Wherever a line below holds the word "Mean", copy that line.
##### EXERCISE INPUTS #####
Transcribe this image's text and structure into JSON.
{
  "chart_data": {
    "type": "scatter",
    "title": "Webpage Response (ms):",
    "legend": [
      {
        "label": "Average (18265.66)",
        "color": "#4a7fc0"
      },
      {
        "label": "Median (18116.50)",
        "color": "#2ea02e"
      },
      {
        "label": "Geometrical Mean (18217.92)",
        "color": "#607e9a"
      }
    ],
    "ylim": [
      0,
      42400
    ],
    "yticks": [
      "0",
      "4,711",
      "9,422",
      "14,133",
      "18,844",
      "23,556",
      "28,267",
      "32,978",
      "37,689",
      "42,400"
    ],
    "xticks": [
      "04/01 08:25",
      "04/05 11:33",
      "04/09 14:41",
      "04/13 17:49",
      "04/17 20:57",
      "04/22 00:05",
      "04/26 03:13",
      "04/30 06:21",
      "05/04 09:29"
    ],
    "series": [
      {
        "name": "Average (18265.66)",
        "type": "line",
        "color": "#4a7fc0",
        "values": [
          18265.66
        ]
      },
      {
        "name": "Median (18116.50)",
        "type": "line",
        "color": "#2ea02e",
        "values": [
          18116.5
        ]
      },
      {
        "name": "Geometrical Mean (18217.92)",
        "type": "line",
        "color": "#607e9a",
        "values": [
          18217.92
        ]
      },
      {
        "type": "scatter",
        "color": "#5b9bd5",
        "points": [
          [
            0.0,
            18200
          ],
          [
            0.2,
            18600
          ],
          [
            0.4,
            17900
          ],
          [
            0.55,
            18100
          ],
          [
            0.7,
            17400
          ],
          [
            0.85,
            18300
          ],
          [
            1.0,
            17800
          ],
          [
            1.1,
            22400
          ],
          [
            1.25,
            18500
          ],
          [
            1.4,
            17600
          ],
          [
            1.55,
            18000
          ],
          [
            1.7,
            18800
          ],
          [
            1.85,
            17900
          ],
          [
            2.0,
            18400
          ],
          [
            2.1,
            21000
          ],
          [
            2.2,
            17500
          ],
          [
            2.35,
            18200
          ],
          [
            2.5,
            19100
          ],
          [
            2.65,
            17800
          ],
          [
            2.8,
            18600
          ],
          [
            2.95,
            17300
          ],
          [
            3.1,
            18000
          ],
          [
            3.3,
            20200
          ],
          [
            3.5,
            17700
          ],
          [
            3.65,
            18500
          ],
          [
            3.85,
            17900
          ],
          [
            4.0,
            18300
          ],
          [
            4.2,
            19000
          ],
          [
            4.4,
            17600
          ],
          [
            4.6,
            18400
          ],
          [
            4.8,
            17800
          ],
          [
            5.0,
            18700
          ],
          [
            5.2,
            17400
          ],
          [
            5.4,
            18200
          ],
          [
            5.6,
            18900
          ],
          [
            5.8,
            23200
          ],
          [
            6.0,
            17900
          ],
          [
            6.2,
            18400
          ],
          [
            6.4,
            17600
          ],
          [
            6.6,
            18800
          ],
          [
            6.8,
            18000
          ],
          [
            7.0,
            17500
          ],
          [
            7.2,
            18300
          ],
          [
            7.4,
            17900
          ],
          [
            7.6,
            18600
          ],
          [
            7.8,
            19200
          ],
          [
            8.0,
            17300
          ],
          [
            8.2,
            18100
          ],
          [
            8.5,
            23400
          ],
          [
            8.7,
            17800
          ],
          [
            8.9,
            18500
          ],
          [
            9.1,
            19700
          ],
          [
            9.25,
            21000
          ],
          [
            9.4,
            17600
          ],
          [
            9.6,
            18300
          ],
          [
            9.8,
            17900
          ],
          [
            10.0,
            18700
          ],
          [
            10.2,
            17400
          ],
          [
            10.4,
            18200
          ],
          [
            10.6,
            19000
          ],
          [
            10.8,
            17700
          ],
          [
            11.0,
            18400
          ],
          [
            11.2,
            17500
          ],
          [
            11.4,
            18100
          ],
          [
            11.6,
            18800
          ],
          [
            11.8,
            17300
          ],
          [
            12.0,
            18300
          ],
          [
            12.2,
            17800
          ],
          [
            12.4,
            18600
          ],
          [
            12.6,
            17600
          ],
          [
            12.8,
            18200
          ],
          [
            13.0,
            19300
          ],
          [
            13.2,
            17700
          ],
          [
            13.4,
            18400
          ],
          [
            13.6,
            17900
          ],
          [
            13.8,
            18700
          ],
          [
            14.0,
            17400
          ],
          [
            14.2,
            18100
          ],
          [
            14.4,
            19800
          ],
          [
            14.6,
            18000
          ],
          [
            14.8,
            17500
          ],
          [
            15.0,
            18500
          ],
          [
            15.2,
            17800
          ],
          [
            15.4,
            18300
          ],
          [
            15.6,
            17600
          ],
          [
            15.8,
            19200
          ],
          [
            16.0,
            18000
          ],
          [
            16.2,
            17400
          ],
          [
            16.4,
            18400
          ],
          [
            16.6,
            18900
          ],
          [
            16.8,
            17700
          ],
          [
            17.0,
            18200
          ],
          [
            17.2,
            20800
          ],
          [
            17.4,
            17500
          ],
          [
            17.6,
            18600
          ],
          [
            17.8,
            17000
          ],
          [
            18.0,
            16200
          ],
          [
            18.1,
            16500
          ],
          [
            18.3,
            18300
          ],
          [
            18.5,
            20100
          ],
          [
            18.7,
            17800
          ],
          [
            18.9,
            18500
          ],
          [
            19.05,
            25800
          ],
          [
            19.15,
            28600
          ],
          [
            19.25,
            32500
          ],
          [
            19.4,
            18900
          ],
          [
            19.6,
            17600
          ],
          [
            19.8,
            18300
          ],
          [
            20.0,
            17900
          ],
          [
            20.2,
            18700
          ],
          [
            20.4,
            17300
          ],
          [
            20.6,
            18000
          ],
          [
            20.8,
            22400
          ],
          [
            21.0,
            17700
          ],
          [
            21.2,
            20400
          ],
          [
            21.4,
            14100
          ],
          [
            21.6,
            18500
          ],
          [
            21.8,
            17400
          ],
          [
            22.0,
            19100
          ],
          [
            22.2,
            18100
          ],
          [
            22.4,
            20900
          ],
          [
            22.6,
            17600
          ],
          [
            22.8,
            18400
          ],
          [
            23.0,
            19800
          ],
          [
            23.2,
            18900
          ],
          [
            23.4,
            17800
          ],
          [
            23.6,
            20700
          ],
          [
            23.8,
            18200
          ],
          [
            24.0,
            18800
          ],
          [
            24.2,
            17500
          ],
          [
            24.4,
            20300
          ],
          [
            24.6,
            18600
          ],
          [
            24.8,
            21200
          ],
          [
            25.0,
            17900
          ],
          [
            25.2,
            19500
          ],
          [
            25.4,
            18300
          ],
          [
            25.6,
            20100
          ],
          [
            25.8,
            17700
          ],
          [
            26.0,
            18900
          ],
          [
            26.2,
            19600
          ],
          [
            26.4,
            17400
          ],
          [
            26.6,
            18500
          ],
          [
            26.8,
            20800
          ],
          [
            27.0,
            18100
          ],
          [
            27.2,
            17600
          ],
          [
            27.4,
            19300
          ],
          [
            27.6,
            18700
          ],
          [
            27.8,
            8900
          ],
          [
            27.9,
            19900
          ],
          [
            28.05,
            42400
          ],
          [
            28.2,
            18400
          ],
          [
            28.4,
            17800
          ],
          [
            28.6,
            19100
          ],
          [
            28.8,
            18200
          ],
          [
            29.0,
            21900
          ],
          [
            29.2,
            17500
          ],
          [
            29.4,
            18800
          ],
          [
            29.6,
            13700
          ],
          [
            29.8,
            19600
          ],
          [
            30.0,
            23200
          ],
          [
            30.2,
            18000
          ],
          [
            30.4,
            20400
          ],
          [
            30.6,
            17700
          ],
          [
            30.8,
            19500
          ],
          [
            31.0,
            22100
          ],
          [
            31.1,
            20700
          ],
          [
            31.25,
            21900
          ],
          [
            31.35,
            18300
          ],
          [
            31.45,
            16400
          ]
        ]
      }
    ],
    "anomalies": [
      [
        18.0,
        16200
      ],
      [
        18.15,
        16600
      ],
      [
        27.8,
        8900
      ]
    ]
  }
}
#####
- [ANSWER TO THE PROBLEM]:
        "label": "Geometrical Mean (18217.92)",
        "name": "Geometrical Mean (18217.92)",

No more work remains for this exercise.